WRITTEN TASK
Every record must be repeated exactly; omit any pictures they contain.

================

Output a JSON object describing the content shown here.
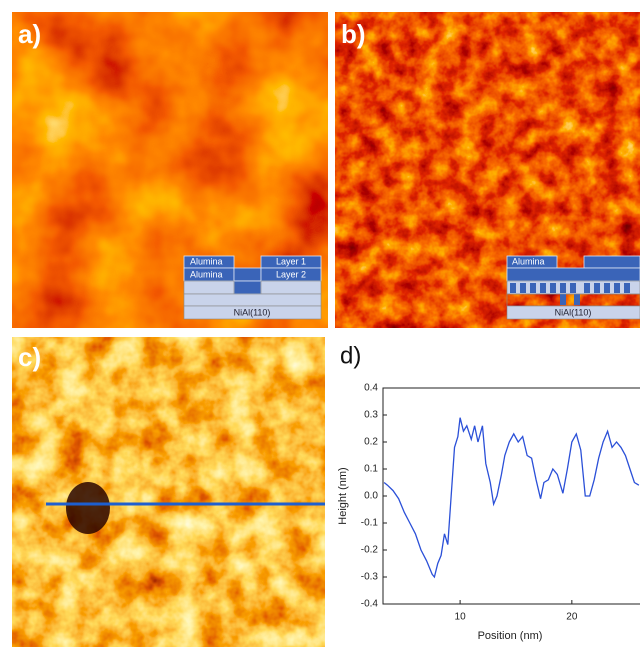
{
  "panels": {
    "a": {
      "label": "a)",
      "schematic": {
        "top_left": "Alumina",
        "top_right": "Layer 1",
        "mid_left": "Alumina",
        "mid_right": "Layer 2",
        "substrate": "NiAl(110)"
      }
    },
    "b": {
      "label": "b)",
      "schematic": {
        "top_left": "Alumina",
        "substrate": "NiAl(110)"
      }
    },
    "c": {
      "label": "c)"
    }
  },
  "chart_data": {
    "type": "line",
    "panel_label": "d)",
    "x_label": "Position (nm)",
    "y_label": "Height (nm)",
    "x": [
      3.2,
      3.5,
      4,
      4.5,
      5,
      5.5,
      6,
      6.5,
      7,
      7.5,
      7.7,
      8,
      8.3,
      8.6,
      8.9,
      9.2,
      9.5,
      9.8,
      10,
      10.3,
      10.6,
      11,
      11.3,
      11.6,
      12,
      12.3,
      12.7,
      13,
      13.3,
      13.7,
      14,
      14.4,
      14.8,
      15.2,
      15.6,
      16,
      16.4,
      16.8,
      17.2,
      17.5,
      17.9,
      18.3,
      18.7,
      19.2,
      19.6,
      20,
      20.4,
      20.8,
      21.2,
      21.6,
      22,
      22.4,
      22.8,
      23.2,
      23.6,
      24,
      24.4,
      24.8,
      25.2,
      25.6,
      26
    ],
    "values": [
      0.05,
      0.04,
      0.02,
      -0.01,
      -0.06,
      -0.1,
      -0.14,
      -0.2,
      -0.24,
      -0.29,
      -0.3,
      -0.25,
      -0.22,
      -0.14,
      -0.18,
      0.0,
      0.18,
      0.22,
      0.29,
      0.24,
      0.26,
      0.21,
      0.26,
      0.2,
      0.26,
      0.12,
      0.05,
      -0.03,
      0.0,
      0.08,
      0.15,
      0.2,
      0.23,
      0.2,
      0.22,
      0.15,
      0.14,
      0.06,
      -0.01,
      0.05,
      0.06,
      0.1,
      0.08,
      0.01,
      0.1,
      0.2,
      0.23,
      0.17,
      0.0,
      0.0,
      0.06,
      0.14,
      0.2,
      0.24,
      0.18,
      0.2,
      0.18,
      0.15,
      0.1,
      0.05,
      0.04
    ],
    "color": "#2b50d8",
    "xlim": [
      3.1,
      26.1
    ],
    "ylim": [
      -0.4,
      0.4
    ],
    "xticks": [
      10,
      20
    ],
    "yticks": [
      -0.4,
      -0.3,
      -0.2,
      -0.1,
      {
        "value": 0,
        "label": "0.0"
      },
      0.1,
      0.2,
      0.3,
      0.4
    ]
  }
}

================

EXERCISE RESPONSE
Output a JSON object describing the content shown here.
{
  "panels": {
    "a": {
      "label": "a)",
      "schematic": {
        "top_left": "Alumina",
        "top_right": "Layer 1",
        "mid_left": "Alumina",
        "mid_right": "Layer 2",
        "substrate": "NiAl(110)"
      }
    },
    "b": {
      "label": "b)",
      "schematic": {
        "top_left": "Alumina",
        "substrate": "NiAl(110)"
      }
    },
    "c": {
      "label": "c)"
    }
  },
  "chart_data": {
    "type": "line",
    "panel_label": "d)",
    "x_label": "Position (nm)",
    "y_label": "Height (nm)",
    "x": [
      3.2,
      3.5,
      4,
      4.5,
      5,
      5.5,
      6,
      6.5,
      7,
      7.5,
      7.7,
      8,
      8.3,
      8.6,
      8.9,
      9.2,
      9.5,
      9.8,
      10,
      10.3,
      10.6,
      11,
      11.3,
      11.6,
      12,
      12.3,
      12.7,
      13,
      13.3,
      13.7,
      14,
      14.4,
      14.8,
      15.2,
      15.6,
      16,
      16.4,
      16.8,
      17.2,
      17.5,
      17.9,
      18.3,
      18.7,
      19.2,
      19.6,
      20,
      20.4,
      20.8,
      21.2,
      21.6,
      22,
      22.4,
      22.8,
      23.2,
      23.6,
      24,
      24.4,
      24.8,
      25.2,
      25.6,
      26
    ],
    "values": [
      0.05,
      0.04,
      0.02,
      -0.01,
      -0.06,
      -0.1,
      -0.14,
      -0.2,
      -0.24,
      -0.29,
      -0.3,
      -0.25,
      -0.22,
      -0.14,
      -0.18,
      0.0,
      0.18,
      0.22,
      0.29,
      0.24,
      0.26,
      0.21,
      0.26,
      0.2,
      0.26,
      0.12,
      0.05,
      -0.03,
      0.0,
      0.08,
      0.15,
      0.2,
      0.23,
      0.2,
      0.22,
      0.15,
      0.14,
      0.06,
      -0.01,
      0.05,
      0.06,
      0.1,
      0.08,
      0.01,
      0.1,
      0.2,
      0.23,
      0.17,
      0.0,
      0.0,
      0.06,
      0.14,
      0.2,
      0.24,
      0.18,
      0.2,
      0.18,
      0.15,
      0.1,
      0.05,
      0.04
    ],
    "color": "#2b50d8",
    "xlim": [
      3.1,
      26.1
    ],
    "ylim": [
      -0.4,
      0.4
    ],
    "xticks": [
      10,
      20
    ],
    "yticks": [
      -0.4,
      -0.3,
      -0.2,
      -0.1,
      {
        "value": 0,
        "label": "0.0"
      },
      0.1,
      0.2,
      0.3,
      0.4
    ]
  }
}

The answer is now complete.